##### DATA PROVIDED #####
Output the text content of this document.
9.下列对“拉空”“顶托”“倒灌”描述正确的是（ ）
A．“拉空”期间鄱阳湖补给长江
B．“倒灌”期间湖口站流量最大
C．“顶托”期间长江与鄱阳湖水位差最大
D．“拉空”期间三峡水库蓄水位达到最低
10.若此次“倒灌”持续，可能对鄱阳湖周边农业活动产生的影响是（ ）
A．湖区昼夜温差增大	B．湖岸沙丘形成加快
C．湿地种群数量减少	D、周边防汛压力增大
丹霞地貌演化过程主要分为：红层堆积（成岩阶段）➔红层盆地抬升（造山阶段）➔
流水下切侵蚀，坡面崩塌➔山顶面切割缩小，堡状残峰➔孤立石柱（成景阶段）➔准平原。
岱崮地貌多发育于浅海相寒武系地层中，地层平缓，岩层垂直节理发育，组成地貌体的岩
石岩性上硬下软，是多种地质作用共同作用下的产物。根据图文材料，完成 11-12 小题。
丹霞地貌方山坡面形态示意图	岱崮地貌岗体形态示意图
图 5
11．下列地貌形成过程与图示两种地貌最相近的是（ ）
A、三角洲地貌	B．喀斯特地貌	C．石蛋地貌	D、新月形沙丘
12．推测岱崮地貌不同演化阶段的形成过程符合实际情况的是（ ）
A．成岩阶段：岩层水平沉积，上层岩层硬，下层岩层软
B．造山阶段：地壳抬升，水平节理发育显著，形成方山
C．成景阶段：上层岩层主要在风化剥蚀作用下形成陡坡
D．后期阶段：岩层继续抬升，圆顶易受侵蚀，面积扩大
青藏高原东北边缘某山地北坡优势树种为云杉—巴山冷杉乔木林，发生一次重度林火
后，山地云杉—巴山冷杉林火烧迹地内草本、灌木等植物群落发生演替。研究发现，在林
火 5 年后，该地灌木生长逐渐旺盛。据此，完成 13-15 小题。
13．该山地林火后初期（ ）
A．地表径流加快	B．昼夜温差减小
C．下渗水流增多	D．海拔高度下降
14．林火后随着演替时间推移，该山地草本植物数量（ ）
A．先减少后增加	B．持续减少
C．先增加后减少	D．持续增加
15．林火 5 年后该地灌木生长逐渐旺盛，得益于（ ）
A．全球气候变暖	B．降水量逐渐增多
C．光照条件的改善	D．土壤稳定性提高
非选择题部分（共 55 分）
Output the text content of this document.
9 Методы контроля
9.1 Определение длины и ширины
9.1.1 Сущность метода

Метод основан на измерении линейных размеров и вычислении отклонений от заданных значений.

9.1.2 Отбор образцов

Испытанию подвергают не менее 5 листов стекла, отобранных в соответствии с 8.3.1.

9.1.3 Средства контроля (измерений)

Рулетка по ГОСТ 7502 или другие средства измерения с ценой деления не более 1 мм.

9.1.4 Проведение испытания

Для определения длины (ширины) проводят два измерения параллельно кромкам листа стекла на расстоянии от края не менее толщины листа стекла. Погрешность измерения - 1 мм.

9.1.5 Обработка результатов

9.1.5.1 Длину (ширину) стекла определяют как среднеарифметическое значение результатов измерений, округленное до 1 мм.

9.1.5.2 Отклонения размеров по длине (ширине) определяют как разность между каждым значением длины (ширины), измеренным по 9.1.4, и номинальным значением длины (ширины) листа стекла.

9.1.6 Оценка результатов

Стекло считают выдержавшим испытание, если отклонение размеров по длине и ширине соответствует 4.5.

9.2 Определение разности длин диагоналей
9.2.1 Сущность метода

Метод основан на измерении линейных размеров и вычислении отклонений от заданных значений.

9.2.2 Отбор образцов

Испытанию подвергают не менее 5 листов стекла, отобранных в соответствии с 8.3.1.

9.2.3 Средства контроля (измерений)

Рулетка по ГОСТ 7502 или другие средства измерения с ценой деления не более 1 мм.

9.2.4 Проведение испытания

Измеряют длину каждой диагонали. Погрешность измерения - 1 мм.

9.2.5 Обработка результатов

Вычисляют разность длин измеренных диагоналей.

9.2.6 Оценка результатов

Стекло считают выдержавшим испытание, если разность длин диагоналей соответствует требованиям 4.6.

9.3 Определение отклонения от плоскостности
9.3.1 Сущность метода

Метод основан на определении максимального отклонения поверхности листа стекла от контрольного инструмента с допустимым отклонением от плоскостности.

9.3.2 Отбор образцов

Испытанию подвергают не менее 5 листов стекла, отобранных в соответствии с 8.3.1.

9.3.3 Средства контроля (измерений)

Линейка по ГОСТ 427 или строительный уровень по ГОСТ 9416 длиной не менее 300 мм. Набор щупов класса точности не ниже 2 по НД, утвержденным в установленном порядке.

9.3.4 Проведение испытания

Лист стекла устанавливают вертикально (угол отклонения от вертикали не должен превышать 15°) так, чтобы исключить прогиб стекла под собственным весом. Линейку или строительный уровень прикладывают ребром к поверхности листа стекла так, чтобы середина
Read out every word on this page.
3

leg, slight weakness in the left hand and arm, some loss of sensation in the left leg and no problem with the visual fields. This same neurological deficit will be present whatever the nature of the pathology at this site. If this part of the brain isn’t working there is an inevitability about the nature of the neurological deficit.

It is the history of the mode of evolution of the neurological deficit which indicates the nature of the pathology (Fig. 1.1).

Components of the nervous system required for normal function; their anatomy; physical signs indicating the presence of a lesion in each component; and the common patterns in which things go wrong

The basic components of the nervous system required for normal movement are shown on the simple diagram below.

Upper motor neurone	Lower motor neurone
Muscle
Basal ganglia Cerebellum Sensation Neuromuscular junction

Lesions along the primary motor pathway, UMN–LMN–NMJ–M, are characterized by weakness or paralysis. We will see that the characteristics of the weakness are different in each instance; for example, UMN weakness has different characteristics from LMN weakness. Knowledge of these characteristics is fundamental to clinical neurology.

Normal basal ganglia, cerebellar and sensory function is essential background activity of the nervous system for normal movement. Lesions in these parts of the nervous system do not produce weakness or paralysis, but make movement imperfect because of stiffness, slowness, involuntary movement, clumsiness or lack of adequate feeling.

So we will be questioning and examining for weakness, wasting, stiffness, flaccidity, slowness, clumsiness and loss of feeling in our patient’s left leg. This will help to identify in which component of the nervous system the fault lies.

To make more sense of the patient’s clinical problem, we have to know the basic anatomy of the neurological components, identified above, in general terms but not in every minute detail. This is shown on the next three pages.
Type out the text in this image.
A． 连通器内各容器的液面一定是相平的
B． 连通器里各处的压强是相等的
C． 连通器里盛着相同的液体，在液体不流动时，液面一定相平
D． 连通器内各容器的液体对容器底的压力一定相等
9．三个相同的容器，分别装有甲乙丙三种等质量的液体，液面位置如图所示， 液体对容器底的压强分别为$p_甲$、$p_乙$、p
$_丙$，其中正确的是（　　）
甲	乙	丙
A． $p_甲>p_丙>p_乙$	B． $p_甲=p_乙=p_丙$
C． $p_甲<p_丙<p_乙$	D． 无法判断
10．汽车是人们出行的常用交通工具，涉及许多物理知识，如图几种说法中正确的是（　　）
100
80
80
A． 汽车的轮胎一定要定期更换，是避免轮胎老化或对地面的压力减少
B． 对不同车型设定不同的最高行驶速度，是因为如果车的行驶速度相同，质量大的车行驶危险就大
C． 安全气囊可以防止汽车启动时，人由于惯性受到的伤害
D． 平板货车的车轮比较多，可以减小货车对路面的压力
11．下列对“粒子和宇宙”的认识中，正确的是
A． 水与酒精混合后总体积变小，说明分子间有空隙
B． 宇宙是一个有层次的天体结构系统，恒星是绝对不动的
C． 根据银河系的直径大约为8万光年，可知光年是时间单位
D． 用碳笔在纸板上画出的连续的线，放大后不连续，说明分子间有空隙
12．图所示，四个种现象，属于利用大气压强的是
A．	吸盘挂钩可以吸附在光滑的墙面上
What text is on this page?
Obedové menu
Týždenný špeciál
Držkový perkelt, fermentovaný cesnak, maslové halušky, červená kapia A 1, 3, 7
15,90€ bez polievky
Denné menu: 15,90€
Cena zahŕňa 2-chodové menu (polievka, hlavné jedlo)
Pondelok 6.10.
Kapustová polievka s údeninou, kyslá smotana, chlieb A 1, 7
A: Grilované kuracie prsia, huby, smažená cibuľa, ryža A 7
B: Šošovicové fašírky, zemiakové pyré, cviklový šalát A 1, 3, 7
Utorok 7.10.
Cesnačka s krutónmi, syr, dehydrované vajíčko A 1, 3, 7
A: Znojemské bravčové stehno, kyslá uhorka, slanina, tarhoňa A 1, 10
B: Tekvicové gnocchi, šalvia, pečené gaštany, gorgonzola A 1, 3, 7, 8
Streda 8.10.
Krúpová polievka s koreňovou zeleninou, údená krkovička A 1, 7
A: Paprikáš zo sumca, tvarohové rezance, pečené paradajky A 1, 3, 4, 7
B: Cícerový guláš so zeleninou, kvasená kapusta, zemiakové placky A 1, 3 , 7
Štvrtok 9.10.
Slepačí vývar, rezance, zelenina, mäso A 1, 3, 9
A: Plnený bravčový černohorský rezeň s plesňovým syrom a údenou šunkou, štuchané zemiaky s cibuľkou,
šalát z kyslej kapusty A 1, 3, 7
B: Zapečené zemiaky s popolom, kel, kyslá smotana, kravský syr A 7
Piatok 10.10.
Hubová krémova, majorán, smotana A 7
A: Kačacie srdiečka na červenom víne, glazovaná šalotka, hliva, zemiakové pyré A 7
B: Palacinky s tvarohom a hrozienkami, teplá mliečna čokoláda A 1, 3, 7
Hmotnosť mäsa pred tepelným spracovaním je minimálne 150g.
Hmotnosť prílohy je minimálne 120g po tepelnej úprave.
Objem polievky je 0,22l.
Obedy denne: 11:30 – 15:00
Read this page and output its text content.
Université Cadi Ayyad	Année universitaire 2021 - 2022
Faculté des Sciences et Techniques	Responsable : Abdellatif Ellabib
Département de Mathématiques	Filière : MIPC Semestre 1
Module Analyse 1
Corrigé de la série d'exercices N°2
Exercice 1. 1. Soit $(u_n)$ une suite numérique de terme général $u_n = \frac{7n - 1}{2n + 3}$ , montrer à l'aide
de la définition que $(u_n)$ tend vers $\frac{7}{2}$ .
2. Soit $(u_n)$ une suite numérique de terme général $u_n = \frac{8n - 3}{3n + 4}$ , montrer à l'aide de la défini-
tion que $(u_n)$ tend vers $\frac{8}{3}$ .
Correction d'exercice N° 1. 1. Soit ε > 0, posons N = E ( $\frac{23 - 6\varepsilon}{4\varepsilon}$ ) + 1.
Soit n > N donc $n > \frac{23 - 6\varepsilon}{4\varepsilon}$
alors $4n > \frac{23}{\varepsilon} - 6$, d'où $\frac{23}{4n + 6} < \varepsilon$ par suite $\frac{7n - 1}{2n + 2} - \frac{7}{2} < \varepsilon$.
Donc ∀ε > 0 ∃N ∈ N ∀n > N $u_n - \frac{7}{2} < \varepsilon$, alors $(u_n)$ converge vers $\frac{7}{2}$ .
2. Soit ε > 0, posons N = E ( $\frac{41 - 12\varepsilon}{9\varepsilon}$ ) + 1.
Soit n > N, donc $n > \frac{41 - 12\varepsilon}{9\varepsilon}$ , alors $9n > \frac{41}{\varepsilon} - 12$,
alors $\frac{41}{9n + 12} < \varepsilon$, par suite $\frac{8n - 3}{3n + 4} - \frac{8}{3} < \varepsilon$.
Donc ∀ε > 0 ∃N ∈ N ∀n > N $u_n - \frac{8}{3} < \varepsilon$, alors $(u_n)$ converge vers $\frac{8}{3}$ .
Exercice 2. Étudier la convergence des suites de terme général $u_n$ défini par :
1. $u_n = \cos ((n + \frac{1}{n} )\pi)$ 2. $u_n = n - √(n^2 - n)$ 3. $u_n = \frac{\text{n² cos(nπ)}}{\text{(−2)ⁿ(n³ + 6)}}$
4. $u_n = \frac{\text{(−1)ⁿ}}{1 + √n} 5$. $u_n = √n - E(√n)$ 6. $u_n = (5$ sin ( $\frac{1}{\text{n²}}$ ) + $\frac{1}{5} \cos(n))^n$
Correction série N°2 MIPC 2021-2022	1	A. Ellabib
#####
Filter the entries down to the lines with the word "измерения" in them.

**TASK ANSWER**
Рулетка по ГОСТ 7502 или другие средства измерения с ценой деления не более 1 мм.
Для определения длины (ширины) проводят два измерения параллельно кромкам листа стекла на расстоянии от края не менее толщины листа стекла. Погрешность измерения - 1 мм.
Рулетка по ГОСТ 7502 или другие средства измерения с ценой деления не более 1 мм.
Измеряют длину каждой диагонали. Погрешность измерения - 1 мм.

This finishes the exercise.